(Data entries)
-------

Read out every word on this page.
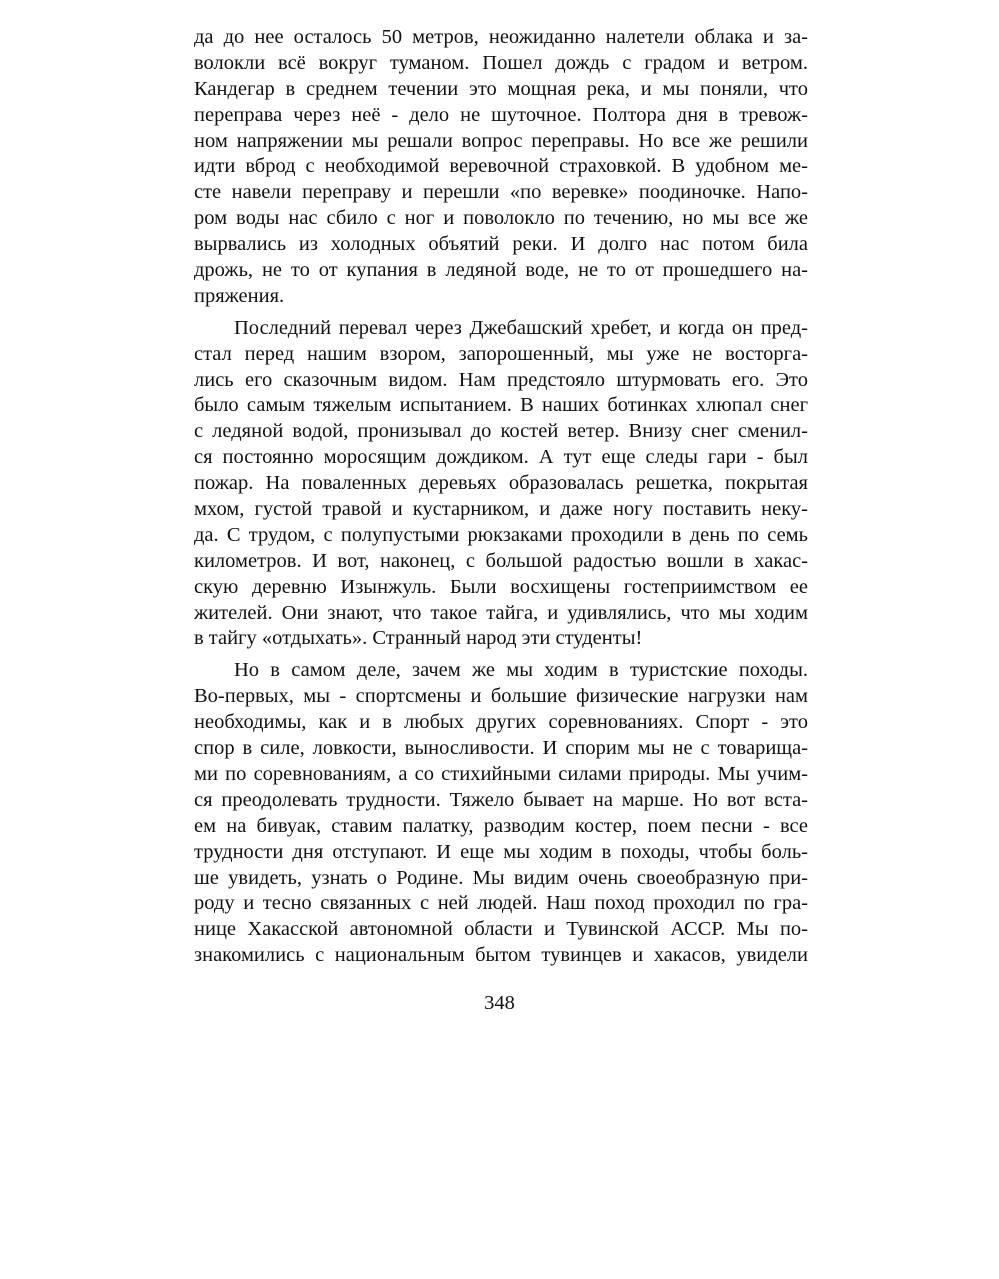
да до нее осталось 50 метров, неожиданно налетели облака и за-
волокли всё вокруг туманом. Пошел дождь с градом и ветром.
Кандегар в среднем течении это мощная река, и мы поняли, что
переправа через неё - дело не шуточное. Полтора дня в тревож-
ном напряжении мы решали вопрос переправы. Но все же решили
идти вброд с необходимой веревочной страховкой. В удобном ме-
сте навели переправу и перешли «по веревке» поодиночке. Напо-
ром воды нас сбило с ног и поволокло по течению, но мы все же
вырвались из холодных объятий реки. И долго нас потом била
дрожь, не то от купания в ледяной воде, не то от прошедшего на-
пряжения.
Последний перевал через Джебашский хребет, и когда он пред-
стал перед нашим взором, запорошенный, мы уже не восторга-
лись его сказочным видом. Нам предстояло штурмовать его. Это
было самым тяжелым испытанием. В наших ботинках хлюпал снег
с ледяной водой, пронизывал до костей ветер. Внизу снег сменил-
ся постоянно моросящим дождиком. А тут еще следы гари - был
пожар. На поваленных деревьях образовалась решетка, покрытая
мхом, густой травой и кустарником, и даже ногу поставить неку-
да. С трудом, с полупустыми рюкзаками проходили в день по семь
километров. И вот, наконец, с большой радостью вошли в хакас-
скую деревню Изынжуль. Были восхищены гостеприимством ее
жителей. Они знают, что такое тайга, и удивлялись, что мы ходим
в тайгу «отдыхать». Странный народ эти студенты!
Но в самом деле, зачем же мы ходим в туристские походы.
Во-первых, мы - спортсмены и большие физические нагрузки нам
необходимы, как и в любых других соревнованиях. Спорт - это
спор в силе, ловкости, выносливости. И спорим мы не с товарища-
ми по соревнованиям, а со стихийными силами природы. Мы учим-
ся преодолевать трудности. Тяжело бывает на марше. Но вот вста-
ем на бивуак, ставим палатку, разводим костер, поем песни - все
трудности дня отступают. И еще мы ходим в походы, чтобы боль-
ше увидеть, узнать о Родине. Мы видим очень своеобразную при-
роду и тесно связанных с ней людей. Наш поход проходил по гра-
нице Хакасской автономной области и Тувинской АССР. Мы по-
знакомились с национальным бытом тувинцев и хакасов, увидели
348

-------

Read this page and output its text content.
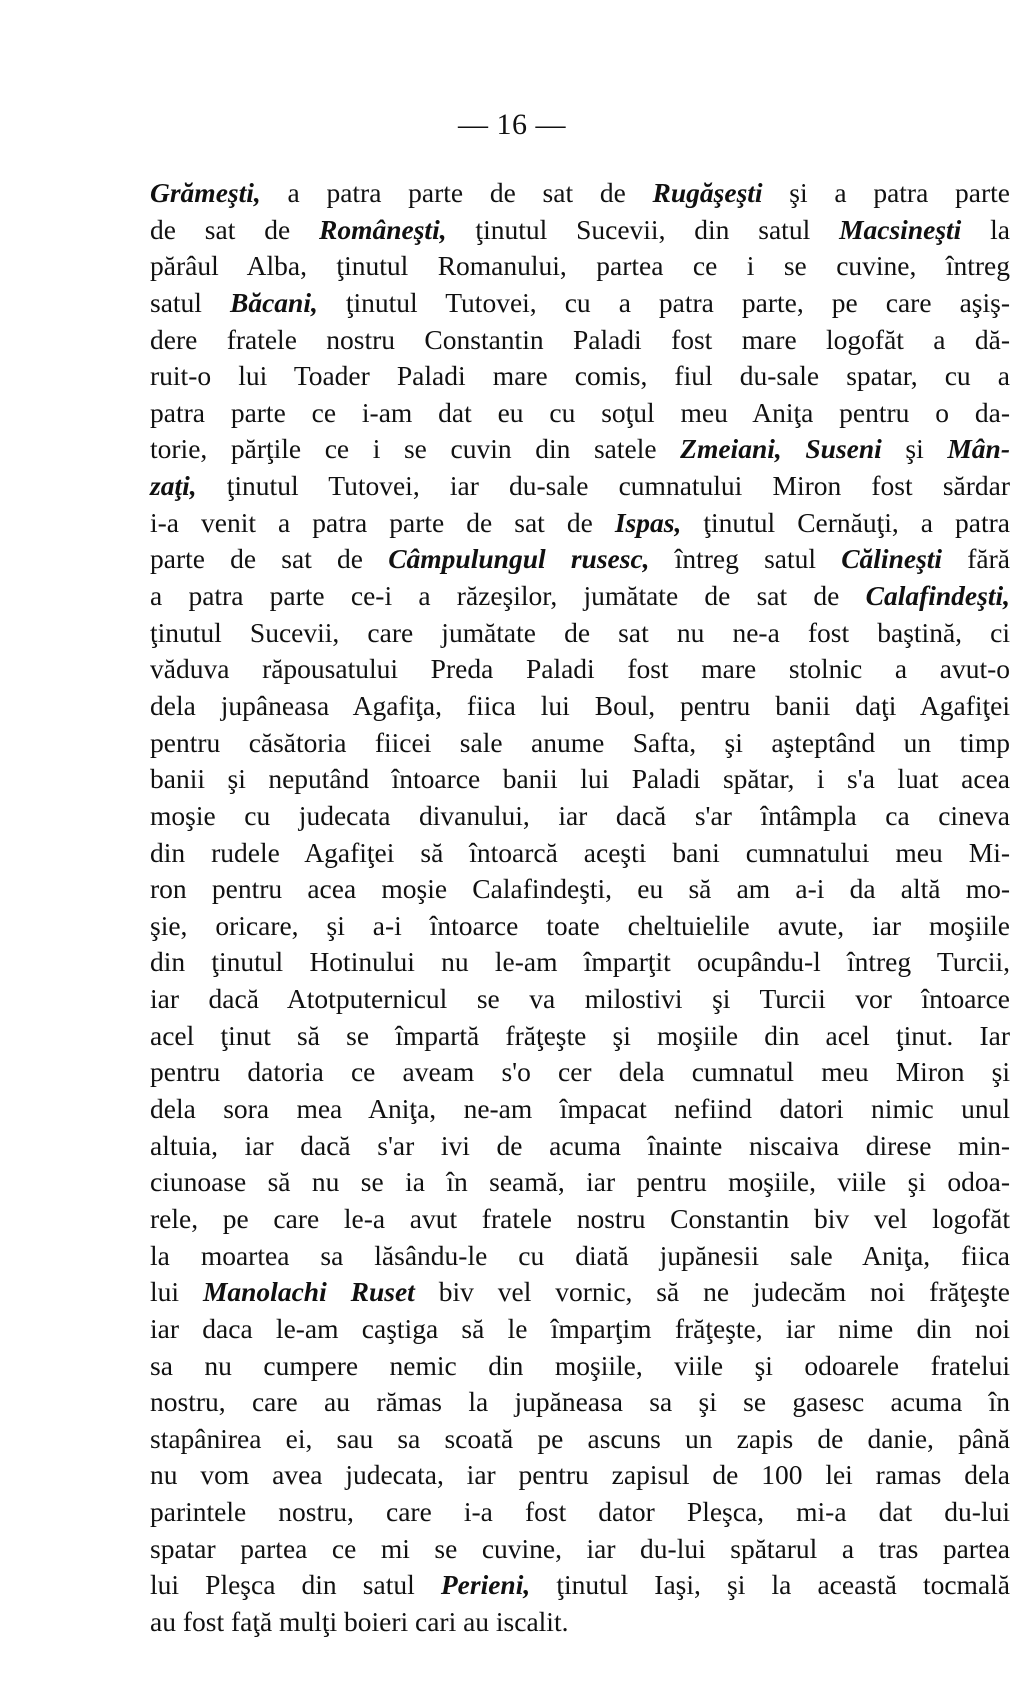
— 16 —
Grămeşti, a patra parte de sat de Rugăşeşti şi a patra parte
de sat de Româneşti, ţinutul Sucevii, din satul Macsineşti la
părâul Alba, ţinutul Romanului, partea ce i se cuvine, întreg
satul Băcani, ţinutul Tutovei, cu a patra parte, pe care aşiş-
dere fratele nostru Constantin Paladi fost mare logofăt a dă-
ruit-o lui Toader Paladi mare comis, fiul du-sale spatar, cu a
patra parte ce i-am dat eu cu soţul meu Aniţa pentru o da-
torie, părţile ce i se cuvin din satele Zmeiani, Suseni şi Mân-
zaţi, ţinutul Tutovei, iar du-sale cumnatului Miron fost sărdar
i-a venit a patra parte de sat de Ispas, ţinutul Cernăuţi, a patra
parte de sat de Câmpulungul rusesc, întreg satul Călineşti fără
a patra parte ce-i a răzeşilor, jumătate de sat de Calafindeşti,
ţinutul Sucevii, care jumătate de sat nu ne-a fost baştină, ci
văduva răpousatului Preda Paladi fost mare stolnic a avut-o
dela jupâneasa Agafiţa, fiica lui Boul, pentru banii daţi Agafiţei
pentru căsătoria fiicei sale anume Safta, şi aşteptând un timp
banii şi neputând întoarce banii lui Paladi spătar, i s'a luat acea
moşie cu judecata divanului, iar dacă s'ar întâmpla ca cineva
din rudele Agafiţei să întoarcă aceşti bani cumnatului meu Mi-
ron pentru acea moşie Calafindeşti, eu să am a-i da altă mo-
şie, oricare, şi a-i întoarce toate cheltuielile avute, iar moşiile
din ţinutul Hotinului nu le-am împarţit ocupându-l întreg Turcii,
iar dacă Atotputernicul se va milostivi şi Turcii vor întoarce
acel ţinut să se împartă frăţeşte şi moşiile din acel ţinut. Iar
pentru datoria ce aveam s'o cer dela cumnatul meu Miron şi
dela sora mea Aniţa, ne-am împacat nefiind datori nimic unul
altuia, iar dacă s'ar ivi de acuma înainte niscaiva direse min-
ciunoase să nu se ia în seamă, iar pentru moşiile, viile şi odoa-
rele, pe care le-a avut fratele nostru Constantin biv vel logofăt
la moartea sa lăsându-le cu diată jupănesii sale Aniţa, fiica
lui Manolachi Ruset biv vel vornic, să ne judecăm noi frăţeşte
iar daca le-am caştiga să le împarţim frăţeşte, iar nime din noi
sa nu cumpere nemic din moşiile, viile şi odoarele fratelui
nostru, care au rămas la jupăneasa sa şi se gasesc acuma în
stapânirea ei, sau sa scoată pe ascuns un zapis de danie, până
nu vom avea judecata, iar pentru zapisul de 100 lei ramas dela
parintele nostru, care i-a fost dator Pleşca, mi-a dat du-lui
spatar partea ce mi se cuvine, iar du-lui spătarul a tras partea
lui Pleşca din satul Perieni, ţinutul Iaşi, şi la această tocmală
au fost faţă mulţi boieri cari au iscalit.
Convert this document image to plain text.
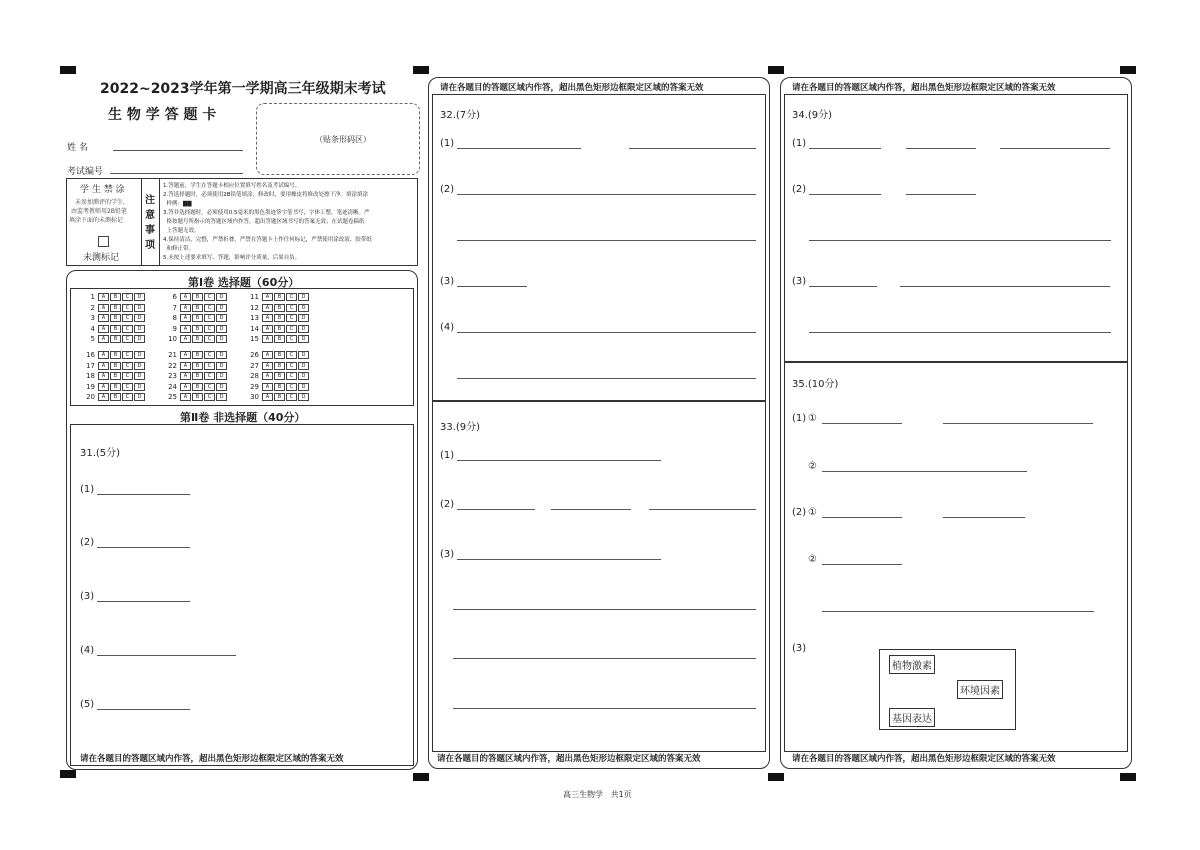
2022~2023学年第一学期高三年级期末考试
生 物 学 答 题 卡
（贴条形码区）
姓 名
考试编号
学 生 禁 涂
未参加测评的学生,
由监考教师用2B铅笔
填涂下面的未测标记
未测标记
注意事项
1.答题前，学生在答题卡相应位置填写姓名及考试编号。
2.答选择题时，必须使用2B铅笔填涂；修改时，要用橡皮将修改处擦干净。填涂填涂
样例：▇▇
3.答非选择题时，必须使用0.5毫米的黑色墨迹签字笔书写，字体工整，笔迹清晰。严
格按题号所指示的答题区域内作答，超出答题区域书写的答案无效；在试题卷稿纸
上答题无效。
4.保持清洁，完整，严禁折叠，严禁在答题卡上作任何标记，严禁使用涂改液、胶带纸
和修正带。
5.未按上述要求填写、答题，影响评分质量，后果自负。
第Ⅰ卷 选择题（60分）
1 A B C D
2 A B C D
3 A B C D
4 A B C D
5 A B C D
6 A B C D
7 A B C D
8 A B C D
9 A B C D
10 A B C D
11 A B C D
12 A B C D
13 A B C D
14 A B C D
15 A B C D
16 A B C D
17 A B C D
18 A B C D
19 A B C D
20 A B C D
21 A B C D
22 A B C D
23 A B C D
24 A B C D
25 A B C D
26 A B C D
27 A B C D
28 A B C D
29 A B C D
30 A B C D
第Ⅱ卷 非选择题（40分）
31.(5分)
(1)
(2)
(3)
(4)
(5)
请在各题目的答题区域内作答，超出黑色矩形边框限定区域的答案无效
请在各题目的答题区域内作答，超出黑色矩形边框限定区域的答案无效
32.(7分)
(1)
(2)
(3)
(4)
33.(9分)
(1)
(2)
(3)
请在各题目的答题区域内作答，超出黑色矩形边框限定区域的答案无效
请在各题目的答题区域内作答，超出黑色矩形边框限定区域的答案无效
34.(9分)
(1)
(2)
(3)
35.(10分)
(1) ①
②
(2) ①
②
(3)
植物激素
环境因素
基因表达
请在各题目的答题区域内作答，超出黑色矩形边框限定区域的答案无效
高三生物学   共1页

-------

**Given exercise:** Using the records above, find and show each line with the string "походы".

**Output below:**
Но в самом деле, зачем же мы ходим в туристские походы.
трудности дня отступают. И еще мы ходим в походы, чтобы боль-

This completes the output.